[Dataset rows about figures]
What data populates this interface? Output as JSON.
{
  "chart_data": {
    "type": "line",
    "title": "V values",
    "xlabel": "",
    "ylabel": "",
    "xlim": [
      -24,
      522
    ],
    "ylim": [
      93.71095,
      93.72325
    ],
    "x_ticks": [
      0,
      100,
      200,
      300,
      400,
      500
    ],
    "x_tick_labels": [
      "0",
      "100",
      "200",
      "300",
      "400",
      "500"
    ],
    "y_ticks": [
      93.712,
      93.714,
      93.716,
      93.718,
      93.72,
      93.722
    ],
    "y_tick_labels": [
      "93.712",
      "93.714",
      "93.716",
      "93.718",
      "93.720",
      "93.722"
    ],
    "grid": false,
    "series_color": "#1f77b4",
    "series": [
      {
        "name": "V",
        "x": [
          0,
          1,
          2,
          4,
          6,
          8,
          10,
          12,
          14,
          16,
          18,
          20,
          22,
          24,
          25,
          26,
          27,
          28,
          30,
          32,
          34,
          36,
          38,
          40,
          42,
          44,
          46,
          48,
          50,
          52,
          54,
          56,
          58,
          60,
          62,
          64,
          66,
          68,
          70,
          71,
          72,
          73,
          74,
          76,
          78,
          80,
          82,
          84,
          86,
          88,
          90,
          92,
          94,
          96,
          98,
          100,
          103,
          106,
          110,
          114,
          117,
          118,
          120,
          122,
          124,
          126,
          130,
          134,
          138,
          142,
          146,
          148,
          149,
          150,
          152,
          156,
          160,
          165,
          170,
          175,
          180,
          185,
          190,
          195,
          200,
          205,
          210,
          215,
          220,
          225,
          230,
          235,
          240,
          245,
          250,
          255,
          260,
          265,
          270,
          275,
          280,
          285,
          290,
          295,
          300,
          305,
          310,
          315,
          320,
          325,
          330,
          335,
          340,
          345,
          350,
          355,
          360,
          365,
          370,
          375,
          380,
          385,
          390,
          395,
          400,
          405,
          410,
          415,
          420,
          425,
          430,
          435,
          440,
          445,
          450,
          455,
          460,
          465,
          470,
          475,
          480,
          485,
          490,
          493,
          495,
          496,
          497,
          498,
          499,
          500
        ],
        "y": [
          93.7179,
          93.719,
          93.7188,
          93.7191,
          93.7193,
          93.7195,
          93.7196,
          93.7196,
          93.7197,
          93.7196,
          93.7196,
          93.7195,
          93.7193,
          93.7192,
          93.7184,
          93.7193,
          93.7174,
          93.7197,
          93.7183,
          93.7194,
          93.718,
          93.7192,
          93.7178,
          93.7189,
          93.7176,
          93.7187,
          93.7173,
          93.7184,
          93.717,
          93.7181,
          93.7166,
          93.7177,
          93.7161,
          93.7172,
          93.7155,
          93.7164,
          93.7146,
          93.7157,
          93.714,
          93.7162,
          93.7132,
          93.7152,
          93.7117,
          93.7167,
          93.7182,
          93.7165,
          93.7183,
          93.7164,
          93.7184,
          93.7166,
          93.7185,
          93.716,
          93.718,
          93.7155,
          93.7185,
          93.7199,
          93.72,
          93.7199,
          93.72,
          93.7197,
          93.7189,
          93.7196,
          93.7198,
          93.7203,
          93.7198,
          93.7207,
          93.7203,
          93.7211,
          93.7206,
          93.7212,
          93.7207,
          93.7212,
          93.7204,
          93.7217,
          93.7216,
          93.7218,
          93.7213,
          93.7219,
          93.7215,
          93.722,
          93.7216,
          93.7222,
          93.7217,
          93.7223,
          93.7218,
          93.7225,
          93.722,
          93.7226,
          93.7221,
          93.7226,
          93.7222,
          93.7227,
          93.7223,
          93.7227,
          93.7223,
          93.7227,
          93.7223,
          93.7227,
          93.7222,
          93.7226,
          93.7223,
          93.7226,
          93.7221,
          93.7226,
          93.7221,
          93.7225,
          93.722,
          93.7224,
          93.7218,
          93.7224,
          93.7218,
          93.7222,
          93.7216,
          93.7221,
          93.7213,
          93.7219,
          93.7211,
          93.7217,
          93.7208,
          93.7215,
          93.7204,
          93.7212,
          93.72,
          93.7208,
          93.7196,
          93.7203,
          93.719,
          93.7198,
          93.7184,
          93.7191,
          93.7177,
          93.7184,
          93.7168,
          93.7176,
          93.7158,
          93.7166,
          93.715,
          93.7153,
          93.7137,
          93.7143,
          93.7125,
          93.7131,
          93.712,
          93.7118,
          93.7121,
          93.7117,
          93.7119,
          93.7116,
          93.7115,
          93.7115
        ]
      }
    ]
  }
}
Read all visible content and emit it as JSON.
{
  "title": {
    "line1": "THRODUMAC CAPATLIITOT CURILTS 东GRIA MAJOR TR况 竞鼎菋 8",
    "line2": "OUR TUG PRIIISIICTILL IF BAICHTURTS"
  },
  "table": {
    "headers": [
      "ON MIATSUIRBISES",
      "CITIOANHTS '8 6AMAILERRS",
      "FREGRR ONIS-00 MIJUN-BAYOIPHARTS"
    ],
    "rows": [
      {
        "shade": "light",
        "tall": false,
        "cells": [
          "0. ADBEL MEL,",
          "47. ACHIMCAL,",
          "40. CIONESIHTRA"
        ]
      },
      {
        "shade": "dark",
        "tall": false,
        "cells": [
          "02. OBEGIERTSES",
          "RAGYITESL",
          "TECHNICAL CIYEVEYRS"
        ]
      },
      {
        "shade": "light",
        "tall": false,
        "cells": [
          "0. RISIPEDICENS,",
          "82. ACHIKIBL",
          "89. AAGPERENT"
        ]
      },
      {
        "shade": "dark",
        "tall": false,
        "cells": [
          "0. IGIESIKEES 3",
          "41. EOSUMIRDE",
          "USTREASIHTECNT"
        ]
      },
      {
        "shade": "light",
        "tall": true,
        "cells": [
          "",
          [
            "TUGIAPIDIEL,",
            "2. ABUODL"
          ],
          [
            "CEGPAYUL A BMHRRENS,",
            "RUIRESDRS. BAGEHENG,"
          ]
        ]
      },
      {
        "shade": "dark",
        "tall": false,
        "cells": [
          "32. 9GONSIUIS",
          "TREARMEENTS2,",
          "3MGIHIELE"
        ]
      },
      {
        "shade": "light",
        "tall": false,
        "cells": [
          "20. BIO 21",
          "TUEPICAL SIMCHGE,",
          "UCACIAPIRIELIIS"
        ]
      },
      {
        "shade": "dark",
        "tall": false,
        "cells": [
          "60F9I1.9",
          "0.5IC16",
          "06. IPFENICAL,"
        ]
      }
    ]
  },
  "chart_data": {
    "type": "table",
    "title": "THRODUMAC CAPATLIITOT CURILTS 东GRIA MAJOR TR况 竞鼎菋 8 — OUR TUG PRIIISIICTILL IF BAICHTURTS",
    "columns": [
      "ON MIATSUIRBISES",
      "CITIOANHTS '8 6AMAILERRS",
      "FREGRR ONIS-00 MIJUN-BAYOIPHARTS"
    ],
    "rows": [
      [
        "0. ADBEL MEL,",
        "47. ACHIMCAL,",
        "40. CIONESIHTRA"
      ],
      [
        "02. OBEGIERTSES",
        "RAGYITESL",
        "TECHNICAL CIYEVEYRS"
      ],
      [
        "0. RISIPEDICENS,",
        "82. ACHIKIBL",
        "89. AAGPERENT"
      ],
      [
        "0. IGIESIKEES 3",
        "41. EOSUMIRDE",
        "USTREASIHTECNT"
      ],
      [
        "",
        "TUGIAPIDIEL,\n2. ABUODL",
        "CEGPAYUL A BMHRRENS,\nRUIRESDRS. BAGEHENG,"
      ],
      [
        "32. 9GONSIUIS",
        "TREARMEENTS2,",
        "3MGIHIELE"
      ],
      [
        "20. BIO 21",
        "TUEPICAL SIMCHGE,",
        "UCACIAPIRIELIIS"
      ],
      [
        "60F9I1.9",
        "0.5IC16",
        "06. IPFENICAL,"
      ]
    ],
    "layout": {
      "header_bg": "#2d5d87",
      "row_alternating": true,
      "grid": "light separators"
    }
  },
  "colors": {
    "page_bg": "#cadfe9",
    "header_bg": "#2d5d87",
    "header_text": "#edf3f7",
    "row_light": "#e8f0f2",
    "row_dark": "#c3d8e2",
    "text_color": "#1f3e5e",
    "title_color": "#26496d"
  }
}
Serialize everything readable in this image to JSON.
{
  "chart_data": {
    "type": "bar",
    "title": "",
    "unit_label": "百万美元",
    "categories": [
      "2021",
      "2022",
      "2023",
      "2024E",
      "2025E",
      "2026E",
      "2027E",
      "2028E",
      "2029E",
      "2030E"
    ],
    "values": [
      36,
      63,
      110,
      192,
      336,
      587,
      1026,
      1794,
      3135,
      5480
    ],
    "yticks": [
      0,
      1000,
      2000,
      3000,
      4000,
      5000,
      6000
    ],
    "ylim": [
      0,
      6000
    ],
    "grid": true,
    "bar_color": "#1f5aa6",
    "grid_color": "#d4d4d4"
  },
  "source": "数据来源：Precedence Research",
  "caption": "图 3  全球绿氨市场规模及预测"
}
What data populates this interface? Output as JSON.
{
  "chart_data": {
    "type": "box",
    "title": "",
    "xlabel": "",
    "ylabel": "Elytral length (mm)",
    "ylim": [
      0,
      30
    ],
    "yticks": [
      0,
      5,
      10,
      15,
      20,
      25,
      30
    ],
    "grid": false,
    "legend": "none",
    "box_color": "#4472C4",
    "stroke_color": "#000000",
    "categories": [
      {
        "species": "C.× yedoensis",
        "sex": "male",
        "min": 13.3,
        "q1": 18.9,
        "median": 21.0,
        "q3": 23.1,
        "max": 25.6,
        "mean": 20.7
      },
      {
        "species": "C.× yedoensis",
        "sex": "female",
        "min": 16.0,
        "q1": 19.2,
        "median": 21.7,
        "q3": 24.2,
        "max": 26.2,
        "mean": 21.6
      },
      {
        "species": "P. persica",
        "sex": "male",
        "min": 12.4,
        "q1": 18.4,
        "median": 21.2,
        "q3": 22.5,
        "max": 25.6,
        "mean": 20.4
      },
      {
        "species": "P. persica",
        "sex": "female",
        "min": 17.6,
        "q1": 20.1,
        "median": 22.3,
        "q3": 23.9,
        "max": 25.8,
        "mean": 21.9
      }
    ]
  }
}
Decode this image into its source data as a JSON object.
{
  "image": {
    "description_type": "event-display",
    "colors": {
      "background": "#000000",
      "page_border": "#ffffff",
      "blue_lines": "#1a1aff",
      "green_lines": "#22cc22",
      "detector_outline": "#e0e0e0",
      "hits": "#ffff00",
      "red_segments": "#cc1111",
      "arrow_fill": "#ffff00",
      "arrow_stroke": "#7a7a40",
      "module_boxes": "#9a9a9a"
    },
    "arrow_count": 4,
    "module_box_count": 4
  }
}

## [What is required]
Which lines in the data above contain "BMHRRENS"? Show each one.

## [Exercise response]
            "CEGPAYUL A BMHRRENS,",
        "CEGPAYUL A BMHRRENS,\nRUIRESDRS. BAGEHENG,"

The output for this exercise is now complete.